* **What is needed**
Identify each line in the records below that contains the word "fuel", and copy it.

* **Input for this task**
start

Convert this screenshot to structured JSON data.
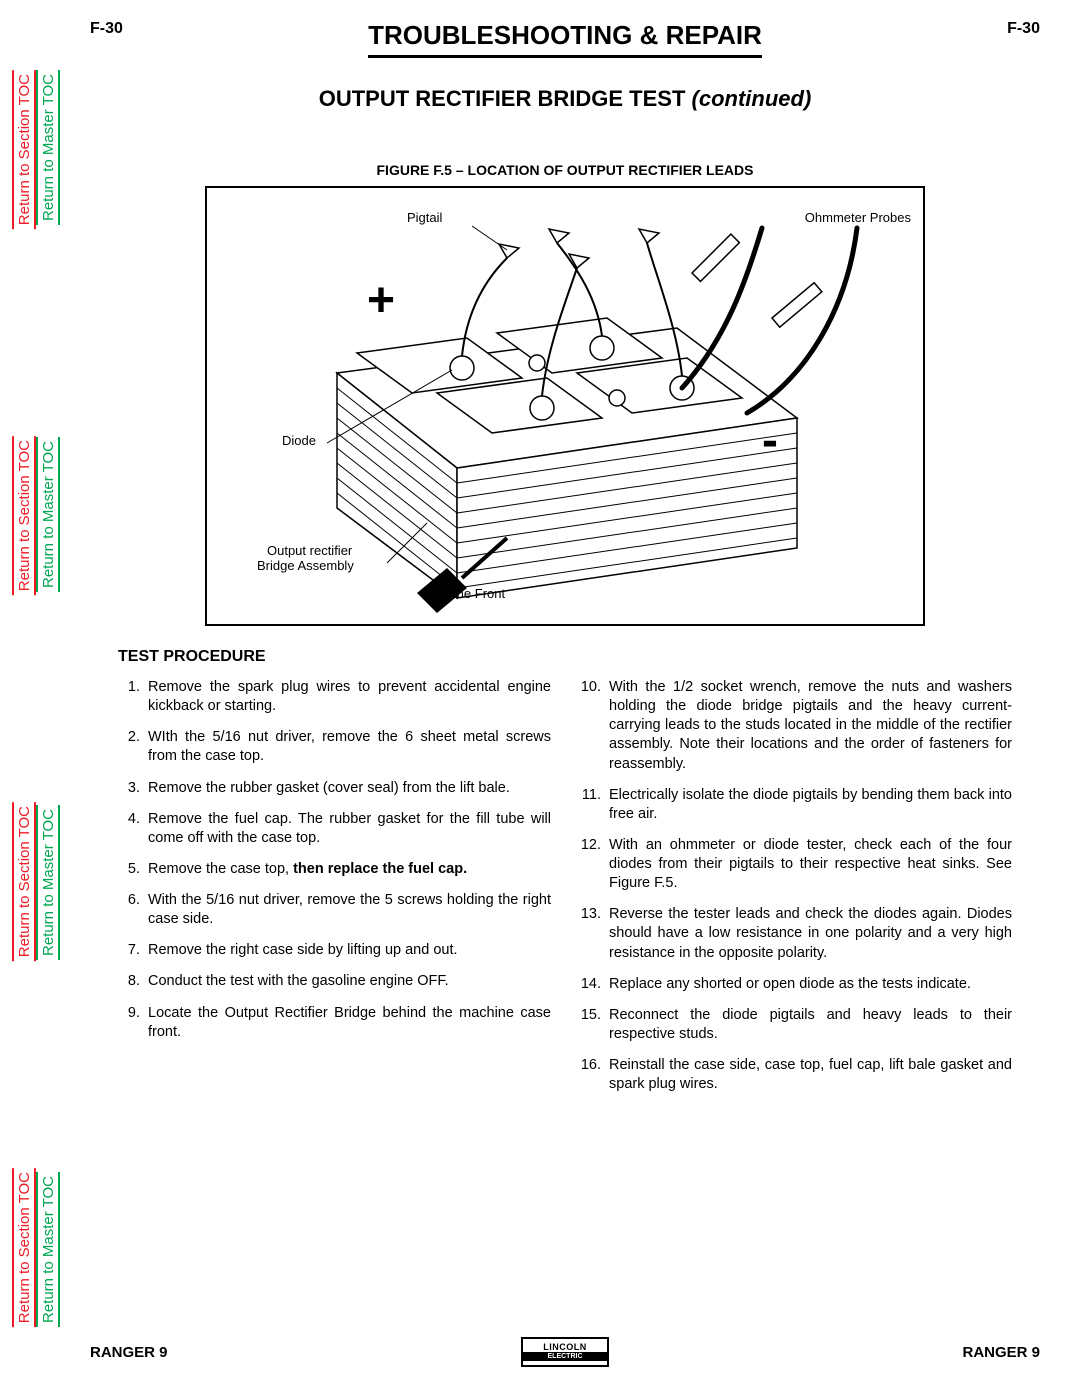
{
  "page_num": "F-30",
  "header_title": "TROUBLESHOOTING & REPAIR",
  "subtitle_main": "OUTPUT RECTIFIER BRIDGE TEST",
  "subtitle_suffix": "(continued)",
  "figure_caption": "FIGURE F.5 – LOCATION OF OUTPUT RECTIFIER LEADS",
  "figure_labels": {
    "pigtail": "Pigtail",
    "ohmmeter": "Ohmmeter Probes",
    "diode": "Diode",
    "assembly_l1": "Output rectifier",
    "assembly_l2": "Bridge Assembly",
    "machine_front": "Machine Front",
    "plus": "+",
    "minus": "-"
  },
  "section_heading": "TEST PROCEDURE",
  "steps_left": [
    {
      "n": "1.",
      "t": "Remove the spark plug wires to prevent accidental engine kickback or starting."
    },
    {
      "n": "2.",
      "t": "WIth the 5/16  nut driver, remove the 6 sheet metal screws from the case top."
    },
    {
      "n": "3.",
      "t": "Remove the rubber gasket (cover seal) from the lift bale."
    },
    {
      "n": "4.",
      "t": "Remove the fuel cap.  The rubber gasket for the fill tube will come off with the case top."
    },
    {
      "n": "5.",
      "t": "Remove the case top, ",
      "bold": "then replace the fuel cap."
    },
    {
      "n": "6.",
      "t": "With the 5/16  nut driver, remove the 5 screws holding the right case side."
    },
    {
      "n": "7.",
      "t": "Remove the right case side by lifting up and out."
    },
    {
      "n": "8.",
      "t": "Conduct the test with the gasoline engine OFF."
    },
    {
      "n": "9.",
      "t": "Locate the Output Rectifier Bridge behind the machine case front."
    }
  ],
  "steps_right": [
    {
      "n": "10.",
      "t": "With the 1/2  socket wrench, remove the nuts and washers holding the diode bridge pigtails and the heavy current-carrying leads to the studs located in the middle of the rectifier assembly.  Note their locations and the order of fasteners for reassembly."
    },
    {
      "n": "11.",
      "t": "Electrically isolate the diode pigtails by bending them back into  free air."
    },
    {
      "n": "12.",
      "t": "With an ohmmeter or diode tester, check each of the four diodes from their pigtails to their respective heat sinks.  See Figure F.5."
    },
    {
      "n": "13.",
      "t": "Reverse the tester leads and check the diodes again.  Diodes should have a low resistance in one polarity and a very high resistance in the opposite polarity."
    },
    {
      "n": "14.",
      "t": "Replace any  shorted  or  open  diode as the tests indicate."
    },
    {
      "n": "15.",
      "t": "Reconnect the diode pigtails and heavy leads to their respective studs."
    },
    {
      "n": "16.",
      "t": "Reinstall the case side, case top, fuel cap, lift bale gasket and spark plug wires."
    }
  ],
  "footer_model": "RANGER 9",
  "logo_top": "LINCOLN",
  "logo_bot": "ELECTRIC",
  "side_tabs": {
    "section": "Return to Section TOC",
    "master": "Return to Master TOC"
  },
  "colors": {
    "red": "#ed1c24",
    "green": "#00a651",
    "black": "#000000"
  }
}
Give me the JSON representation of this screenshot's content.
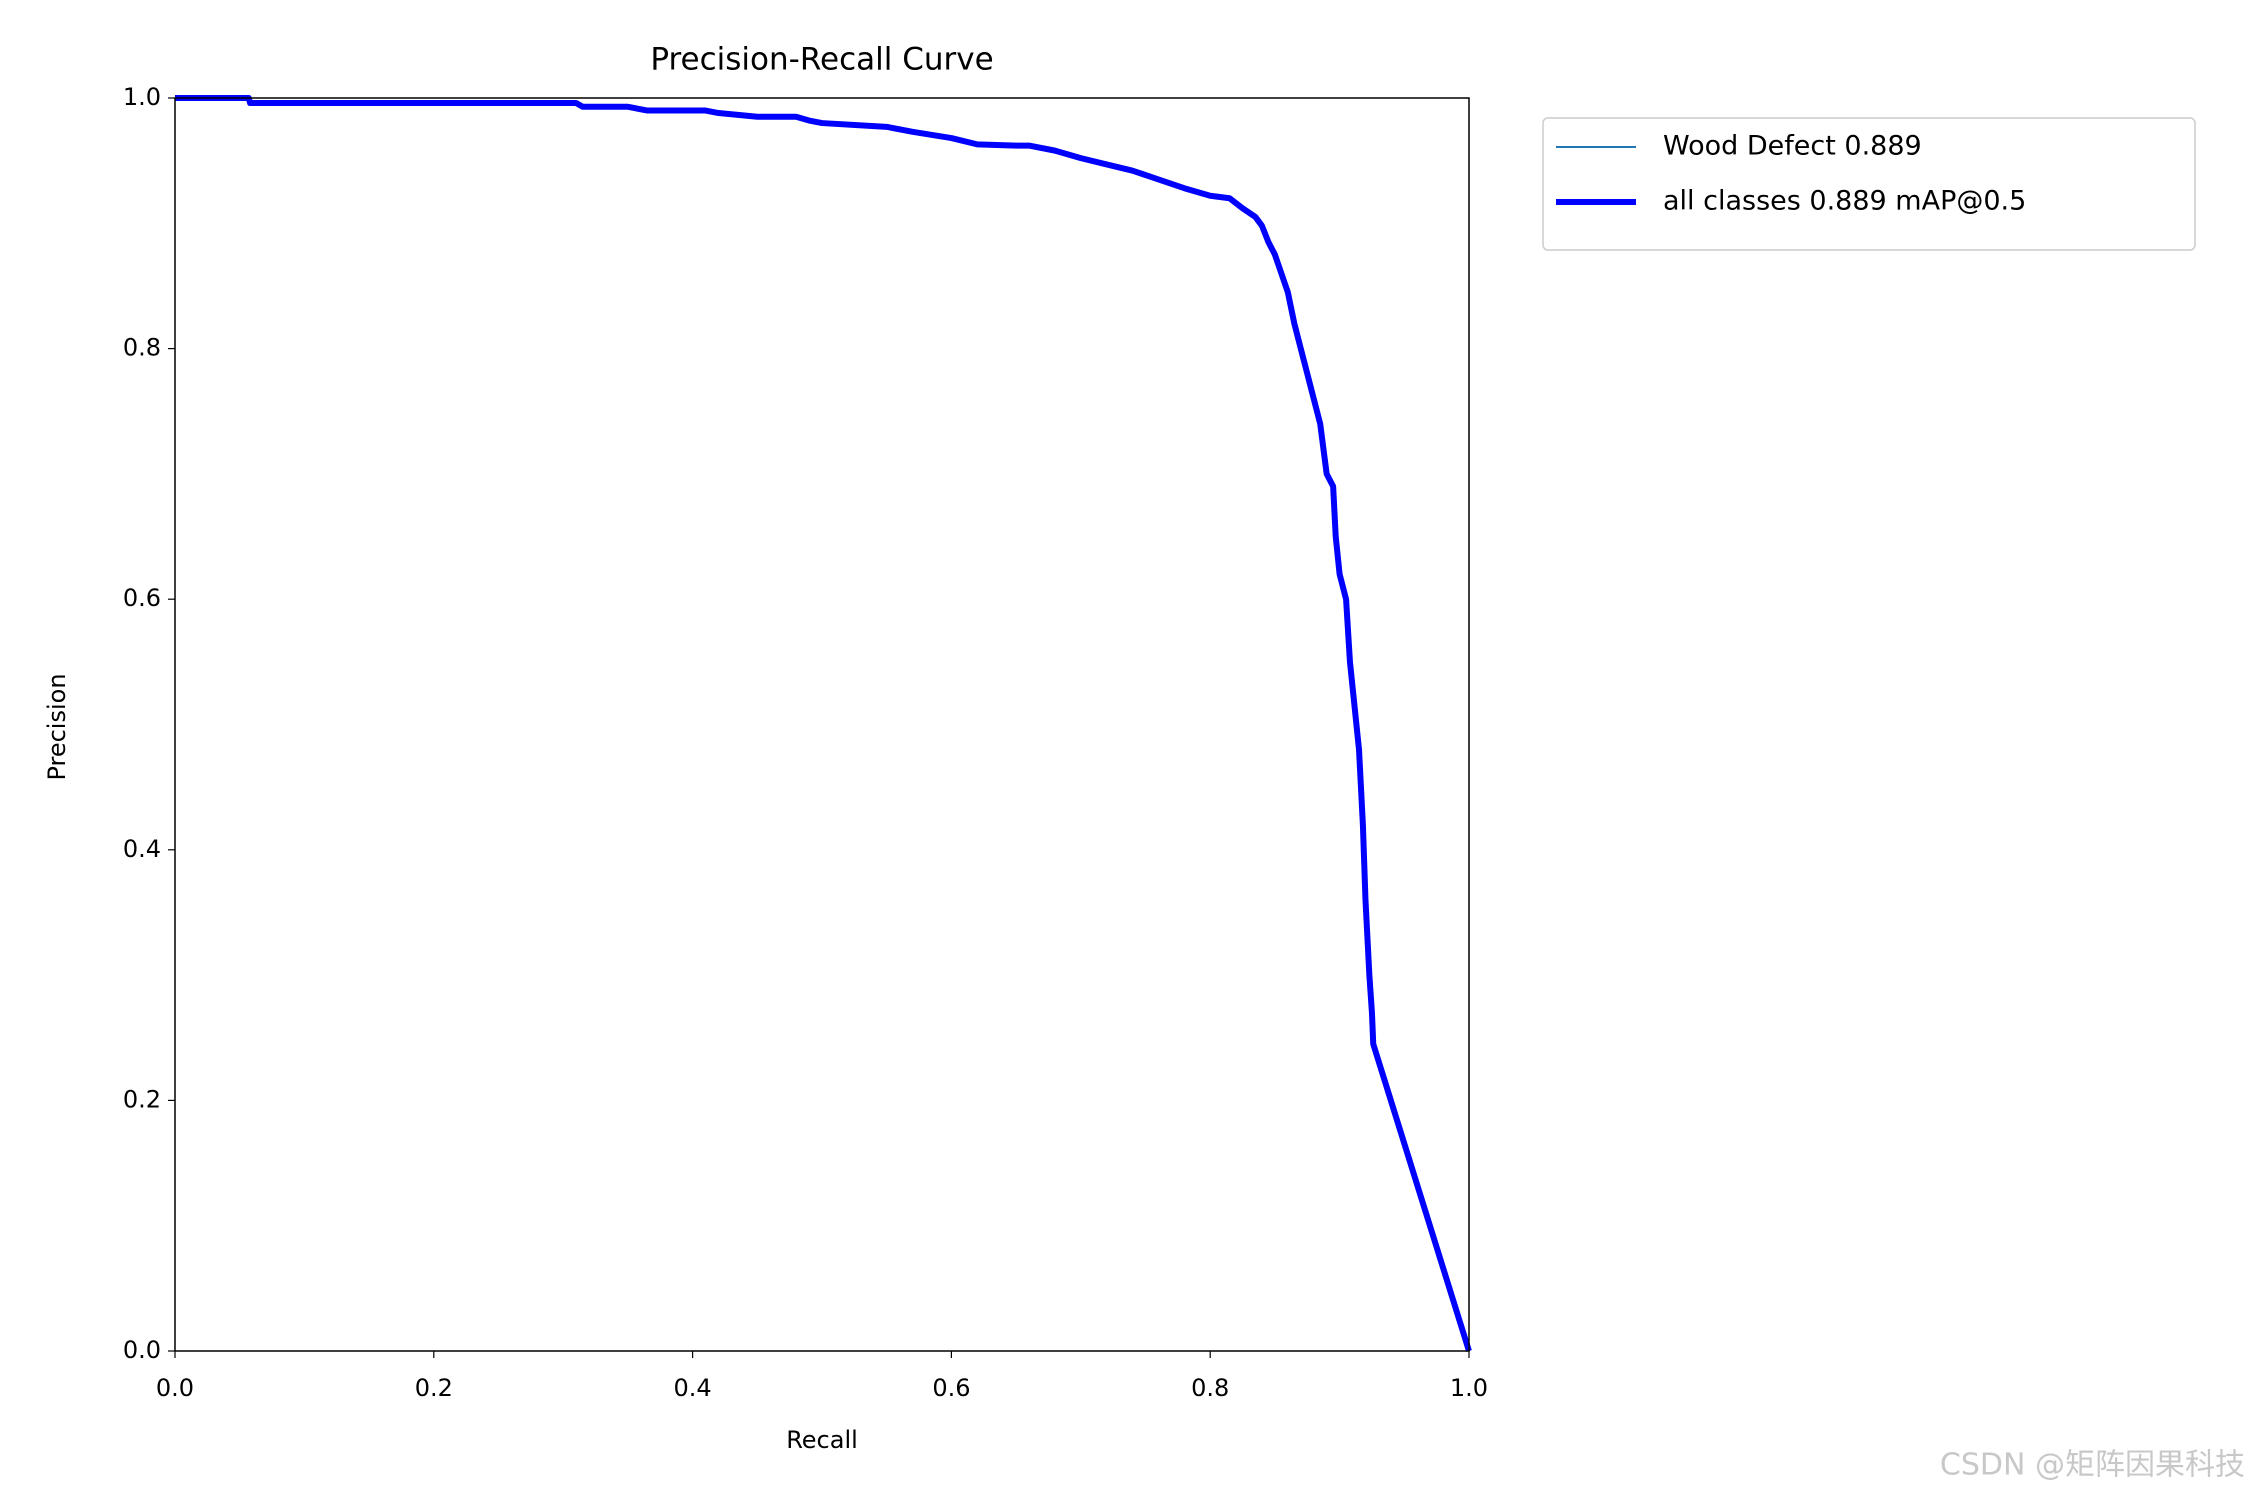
{
  "chart_data": {
    "type": "line",
    "title": "Precision-Recall Curve",
    "xlabel": "Recall",
    "ylabel": "Precision",
    "x": [
      0,
      0.057,
      0.058,
      0.31,
      0.315,
      0.35,
      0.365,
      0.41,
      0.42,
      0.45,
      0.48,
      0.49,
      0.5,
      0.55,
      0.57,
      0.6,
      0.62,
      0.65,
      0.66,
      0.68,
      0.7,
      0.72,
      0.74,
      0.76,
      0.78,
      0.8,
      0.815,
      0.825,
      0.835,
      0.84,
      0.845,
      0.85,
      0.855,
      0.86,
      0.865,
      0.87,
      0.875,
      0.88,
      0.885,
      0.89,
      0.895,
      0.897,
      0.9,
      0.905,
      0.908,
      0.91,
      0.915,
      0.918,
      0.92,
      0.923,
      0.925,
      0.926,
      1.0
    ],
    "series": [
      {
        "name": "Wood Defect 0.889",
        "color": "#1f77b4",
        "width": "thin",
        "values": [
          1.0,
          1.0,
          0.996,
          0.996,
          0.993,
          0.993,
          0.99,
          0.99,
          0.988,
          0.985,
          0.985,
          0.982,
          0.98,
          0.977,
          0.973,
          0.968,
          0.963,
          0.962,
          0.962,
          0.958,
          0.952,
          0.947,
          0.942,
          0.935,
          0.928,
          0.922,
          0.92,
          0.912,
          0.905,
          0.898,
          0.885,
          0.875,
          0.86,
          0.845,
          0.82,
          0.8,
          0.78,
          0.76,
          0.74,
          0.7,
          0.69,
          0.65,
          0.62,
          0.6,
          0.55,
          0.53,
          0.48,
          0.42,
          0.36,
          0.3,
          0.27,
          0.245,
          0.0
        ]
      },
      {
        "name": "all classes 0.889 mAP@0.5",
        "color": "#0000ff",
        "width": "thick",
        "values": [
          1.0,
          1.0,
          0.996,
          0.996,
          0.993,
          0.993,
          0.99,
          0.99,
          0.988,
          0.985,
          0.985,
          0.982,
          0.98,
          0.977,
          0.973,
          0.968,
          0.963,
          0.962,
          0.962,
          0.958,
          0.952,
          0.947,
          0.942,
          0.935,
          0.928,
          0.922,
          0.92,
          0.912,
          0.905,
          0.898,
          0.885,
          0.875,
          0.86,
          0.845,
          0.82,
          0.8,
          0.78,
          0.76,
          0.74,
          0.7,
          0.69,
          0.65,
          0.62,
          0.6,
          0.55,
          0.53,
          0.48,
          0.42,
          0.36,
          0.3,
          0.27,
          0.245,
          0.0
        ]
      }
    ],
    "xlim": [
      0,
      1
    ],
    "ylim": [
      0,
      1
    ],
    "xticks": [
      {
        "value": 0,
        "label": "0.0"
      },
      0.2,
      0.4,
      0.6,
      0.8,
      {
        "value": 1,
        "label": "1.0"
      }
    ],
    "yticks": [
      {
        "value": 0,
        "label": "0.0"
      },
      0.2,
      0.4,
      0.6,
      0.8,
      {
        "value": 1,
        "label": "1.0"
      }
    ],
    "grid": false,
    "legend": "outside upper right"
  },
  "watermark": "CSDN @矩阵因果科技"
}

end

* **Answer in full**
      "t": "Remove the fuel cap.  The rubber gasket for the fill tube will come off with the case top."
      "bold": "then replace the fuel cap."
      "t": "Reinstall the case side, case top, fuel cap, lift bale gasket and spark plug wires."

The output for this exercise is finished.